(Saved entries)
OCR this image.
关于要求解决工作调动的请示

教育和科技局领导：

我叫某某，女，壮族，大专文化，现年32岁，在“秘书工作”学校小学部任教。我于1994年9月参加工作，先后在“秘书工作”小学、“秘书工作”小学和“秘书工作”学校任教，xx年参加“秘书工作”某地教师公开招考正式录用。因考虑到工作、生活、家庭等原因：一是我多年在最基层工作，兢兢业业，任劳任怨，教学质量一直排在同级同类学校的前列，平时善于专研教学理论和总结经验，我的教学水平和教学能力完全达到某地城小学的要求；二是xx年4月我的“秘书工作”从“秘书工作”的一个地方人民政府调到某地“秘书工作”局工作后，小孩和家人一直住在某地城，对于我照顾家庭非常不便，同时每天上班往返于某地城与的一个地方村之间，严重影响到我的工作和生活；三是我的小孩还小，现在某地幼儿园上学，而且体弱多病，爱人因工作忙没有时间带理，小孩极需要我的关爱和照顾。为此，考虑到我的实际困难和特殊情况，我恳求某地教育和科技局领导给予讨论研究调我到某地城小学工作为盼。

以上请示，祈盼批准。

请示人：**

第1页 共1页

> [What the task asks]: Copy out all of the lines above exactly.

> [Exercise answer]:
OCR this image.
关于要求解决工作调动的请示

教育和科技局领导：

我叫某某，女，壮族，大专文化，现年32岁，在“秘书工作”学校小学部任教。我于1994年9月参加工作，先后在“秘书工作”小学、“秘书工作”小学和“秘书工作”学校任教，xx年参加“秘书工作”某地教师公开招考正式录用。因考虑到工作、生活、家庭等原因：一是我多年在最基层工作，兢兢业业，任劳任怨，教学质量一直排在同级同类学校的前列，平时善于专研教学理论和总结经验，我的教学水平和教学能力完全达到某地城小学的要求；二是xx年4月我的“秘书工作”从“秘书工作”的一个地方人民政府调到某地“秘书工作”局工作后，小孩和家人一直住在某地城，对于我照顾家庭非常不便，同时每天上班往返于某地城与的一个地方村之间，严重影响到我的工作和生活；三是我的小孩还小，现在某地幼儿园上学，而且体弱多病，爱人因工作忙没有时间带理，小孩极需要我的关爱和照顾。为此，考虑到我的实际困难和特殊情况，我恳求某地教育和科技局领导给予讨论研究调我到某地城小学工作为盼。

以上请示，祈盼批准。

请示人：**

第1页 共1页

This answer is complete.